▶ RECORDS FOR THIS EXERCISE
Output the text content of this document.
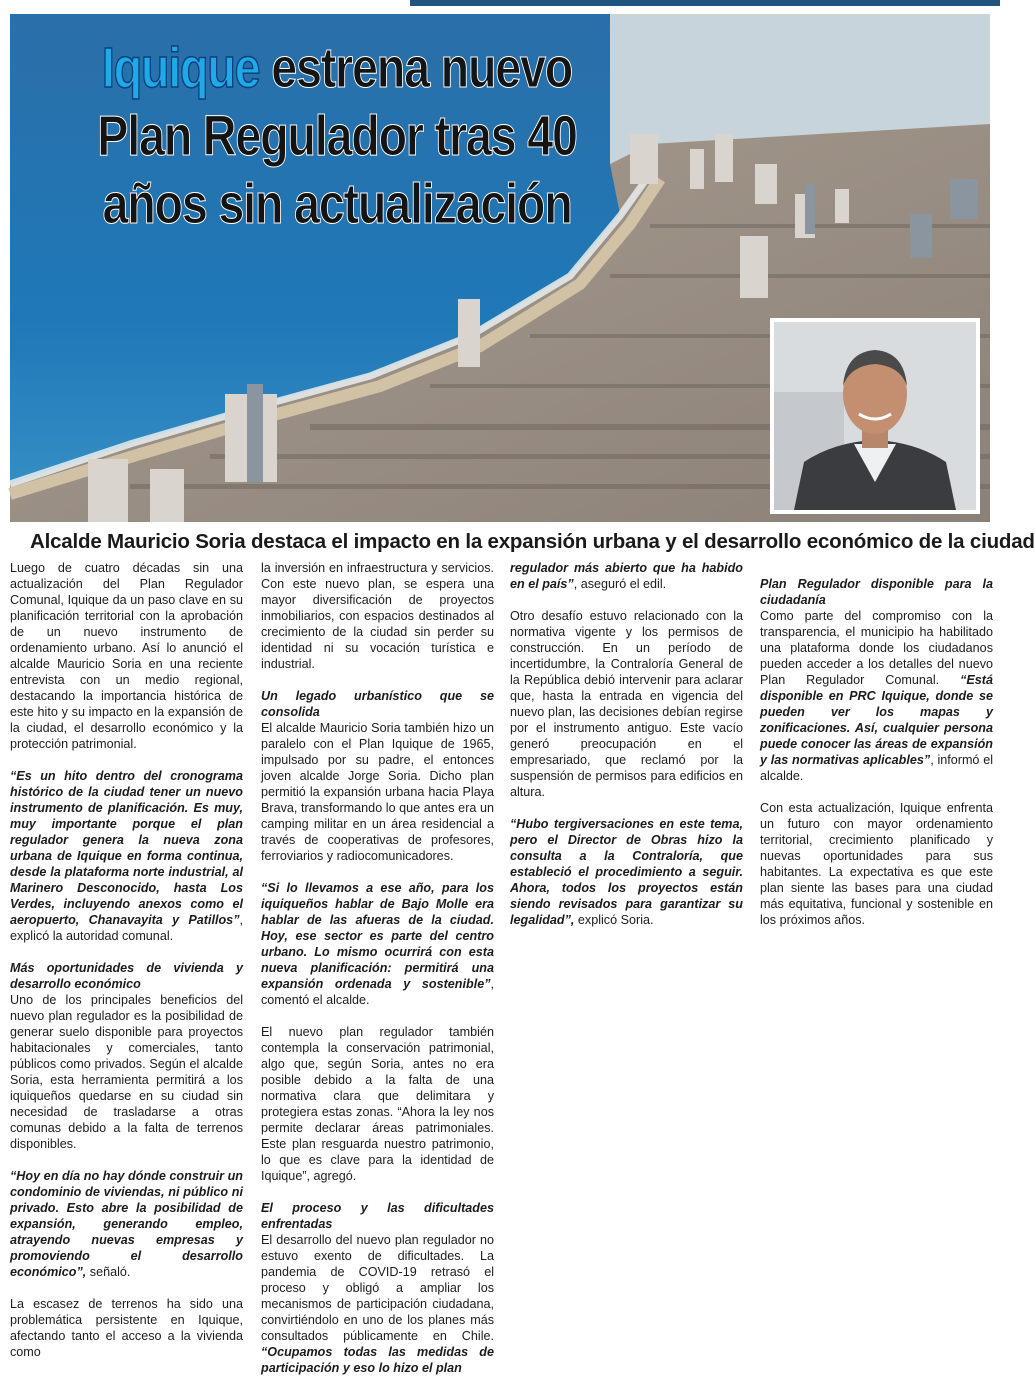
Iquique estrena nuevo Plan Regulador tras 40 años sin actualización
Alcalde Mauricio Soria destaca el impacto en la expansión urbana y el desarrollo económico de la ciudad

Luego de cuatro décadas sin una actualización del Plan Regulador Comunal, Iquique da un paso clave en su planificación territorial con la aprobación de un nuevo instrumento de ordenamiento urbano. Así lo anunció el alcalde Mauricio Soria en una reciente entrevista con un medio regional, destacando la importancia histórica de este hito y su impacto en la expansión de la ciudad, el desarrollo económico y la protección patrimonial.

“Es un hito dentro del cronograma histórico de la ciudad tener un nuevo instrumento de planificación. Es muy, muy importante porque el plan regulador genera la nueva zona urbana de Iquique en forma continua, desde la plataforma norte industrial, al Marinero Desconocido, hasta Los Verdes, incluyendo anexos como el aeropuerto, Chanavayita y Patillos”, explicó la autoridad comunal.

Más oportunidades de vivienda y desarrollo económico

Uno de los principales beneficios del nuevo plan regulador es la posibilidad de generar suelo disponible para proyectos habitacionales y comerciales, tanto públicos como privados. Según el alcalde Soria, esta herramienta permitirá a los iquiqueños quedarse en su ciudad sin necesidad de trasladarse a otras comunas debido a la falta de terrenos disponibles.

“Hoy en día no hay dónde construir un condominio de viviendas, ni público ni privado. Esto abre la posibilidad de expansión, generando empleo, atrayendo nuevas empresas y promoviendo el desarrollo económico”, señaló.

La escasez de terrenos ha sido una problemática persistente en Iquique, afectando tanto el acceso a la vivienda como

la inversión en infraestructura y servicios. Con este nuevo plan, se espera una mayor diversificación de proyectos inmobiliarios, con espacios destinados al crecimiento de la ciudad sin perder su identidad ni su vocación turística e industrial.

Un legado urbanístico que se consolida

El alcalde Mauricio Soria también hizo un paralelo con el Plan Iquique de 1965, impulsado por su padre, el entonces joven alcalde Jorge Soria. Dicho plan permitió la expansión urbana hacia Playa Brava, transformando lo que antes era un camping militar en un área residencial a través de cooperativas de profesores, ferroviarios y radiocomunicadores.

“Si lo llevamos a ese año, para los iquiqueños hablar de Bajo Molle era hablar de las afueras de la ciudad. Hoy, ese sector es parte del centro urbano. Lo mismo ocurrirá con esta nueva planificación: permitirá una expansión ordenada y sostenible”, comentó el alcalde.

El nuevo plan regulador también contempla la conservación patrimonial, algo que, según Soria, antes no era posible debido a la falta de una normativa clara que delimitara y protegiera estas zonas. “Ahora la ley nos permite declarar áreas patrimoniales. Este plan resguarda nuestro patrimonio, lo que es clave para la identidad de Iquique”, agregó.

El proceso y las dificultades enfrentadas

El desarrollo del nuevo plan regulador no estuvo exento de dificultades. La pandemia de COVID-19 retrasó el proceso y obligó a ampliar los mecanismos de participación ciudadana, convirtiéndolo en uno de los planes más consultados públicamente en Chile. “Ocupamos todas las medidas de participación y eso lo hizo el plan

regulador más abierto que ha habido en el país”, aseguró el edil.

Otro desafío estuvo relacionado con la normativa vigente y los permisos de construcción. En un período de incertidumbre, la Contraloría General de la República debió intervenir para aclarar que, hasta la entrada en vigencia del nuevo plan, las decisiones debían regirse por el instrumento antiguo. Este vacío generó preocupación en el empresariado, que reclamó por la suspensión de permisos para edificios en altura.

“Hubo tergiversaciones en este tema, pero el Director de Obras hizo la consulta a la Contraloría, que estableció el procedimiento a seguir. Ahora, todos los proyectos están siendo revisados para garantizar su legalidad”, explicó Soria.

Plan Regulador disponible para la ciudadanía
Como parte del compromiso con la transparencia, el municipio ha habilitado una plataforma donde los ciudadanos pueden acceder a los detalles del nuevo Plan Regulador Comunal. “Está disponible en PRC Iquique, donde se pueden ver los mapas y zonificaciones. Así, cualquier persona puede conocer las áreas de expansión y las normativas aplicables”, informó el alcalde.

Con esta actualización, Iquique enfrenta un futuro con mayor ordenamiento territorial, crecimiento planificado y nuevas oportunidades para sus habitantes. La expectativa es que este plan siente las bases para una ciudad más equitativa, funcional y sostenible en los próximos años.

▶ PROBLEM TO SOLVE
Pictures stay out; repeat all the rest of the records exactly.

▶ PROBLEM SOLUTION
Output the text content of this document.
Iquique estrena nuevo Plan Regulador tras 40 años sin actualización
Alcalde Mauricio Soria destaca el impacto en la expansión urbana y el desarrollo económico de la ciudad

Luego de cuatro décadas sin una actualización del Plan Regulador Comunal, Iquique da un paso clave en su planificación territorial con la aprobación de un nuevo instrumento de ordenamiento urbano. Así lo anunció el alcalde Mauricio Soria en una reciente entrevista con un medio regional, destacando la importancia histórica de este hito y su impacto en la expansión de la ciudad, el desarrollo económico y la protección patrimonial.

“Es un hito dentro del cronograma histórico de la ciudad tener un nuevo instrumento de planificación. Es muy, muy importante porque el plan regulador genera la nueva zona urbana de Iquique en forma continua, desde la plataforma norte industrial, al Marinero Desconocido, hasta Los Verdes, incluyendo anexos como el aeropuerto, Chanavayita y Patillos”, explicó la autoridad comunal.

Más oportunidades de vivienda y desarrollo económico

Uno de los principales beneficios del nuevo plan regulador es la posibilidad de generar suelo disponible para proyectos habitacionales y comerciales, tanto públicos como privados. Según el alcalde Soria, esta herramienta permitirá a los iquiqueños quedarse en su ciudad sin necesidad de trasladarse a otras comunas debido a la falta de terrenos disponibles.

“Hoy en día no hay dónde construir un condominio de viviendas, ni público ni privado. Esto abre la posibilidad de expansión, generando empleo, atrayendo nuevas empresas y promoviendo el desarrollo económico”, señaló.

La escasez de terrenos ha sido una problemática persistente en Iquique, afectando tanto el acceso a la vivienda como

la inversión en infraestructura y servicios. Con este nuevo plan, se espera una mayor diversificación de proyectos inmobiliarios, con espacios destinados al crecimiento de la ciudad sin perder su identidad ni su vocación turística e industrial.

Un legado urbanístico que se consolida

El alcalde Mauricio Soria también hizo un paralelo con el Plan Iquique de 1965, impulsado por su padre, el entonces joven alcalde Jorge Soria. Dicho plan permitió la expansión urbana hacia Playa Brava, transformando lo que antes era un camping militar en un área residencial a través de cooperativas de profesores, ferroviarios y radiocomunicadores.

“Si lo llevamos a ese año, para los iquiqueños hablar de Bajo Molle era hablar de las afueras de la ciudad. Hoy, ese sector es parte del centro urbano. Lo mismo ocurrirá con esta nueva planificación: permitirá una expansión ordenada y sostenible”, comentó el alcalde.

El nuevo plan regulador también contempla la conservación patrimonial, algo que, según Soria, antes no era posible debido a la falta de una normativa clara que delimitara y protegiera estas zonas. “Ahora la ley nos permite declarar áreas patrimoniales. Este plan resguarda nuestro patrimonio, lo que es clave para la identidad de Iquique”, agregó.

El proceso y las dificultades enfrentadas

El desarrollo del nuevo plan regulador no estuvo exento de dificultades. La pandemia de COVID-19 retrasó el proceso y obligó a ampliar los mecanismos de participación ciudadana, convirtiéndolo en uno de los planes más consultados públicamente en Chile. “Ocupamos todas las medidas de participación y eso lo hizo el plan

regulador más abierto que ha habido en el país”, aseguró el edil.

Otro desafío estuvo relacionado con la normativa vigente y los permisos de construcción. En un período de incertidumbre, la Contraloría General de la República debió intervenir para aclarar que, hasta la entrada en vigencia del nuevo plan, las decisiones debían regirse por el instrumento antiguo. Este vacío generó preocupación en el empresariado, que reclamó por la suspensión de permisos para edificios en altura.

“Hubo tergiversaciones en este tema, pero el Director de Obras hizo la consulta a la Contraloría, que estableció el procedimiento a seguir. Ahora, todos los proyectos están siendo revisados para garantizar su legalidad”, explicó Soria.

Plan Regulador disponible para la ciudadanía
Como parte del compromiso con la transparencia, el municipio ha habilitado una plataforma donde los ciudadanos pueden acceder a los detalles del nuevo Plan Regulador Comunal. “Está disponible en PRC Iquique, donde se pueden ver los mapas y zonificaciones. Así, cualquier persona puede conocer las áreas de expansión y las normativas aplicables”, informó el alcalde.

Con esta actualización, Iquique enfrenta un futuro con mayor ordenamiento territorial, crecimiento planificado y nuevas oportunidades para sus habitantes. La expectativa es que este plan siente las bases para una ciudad más equitativa, funcional y sostenible en los próximos años.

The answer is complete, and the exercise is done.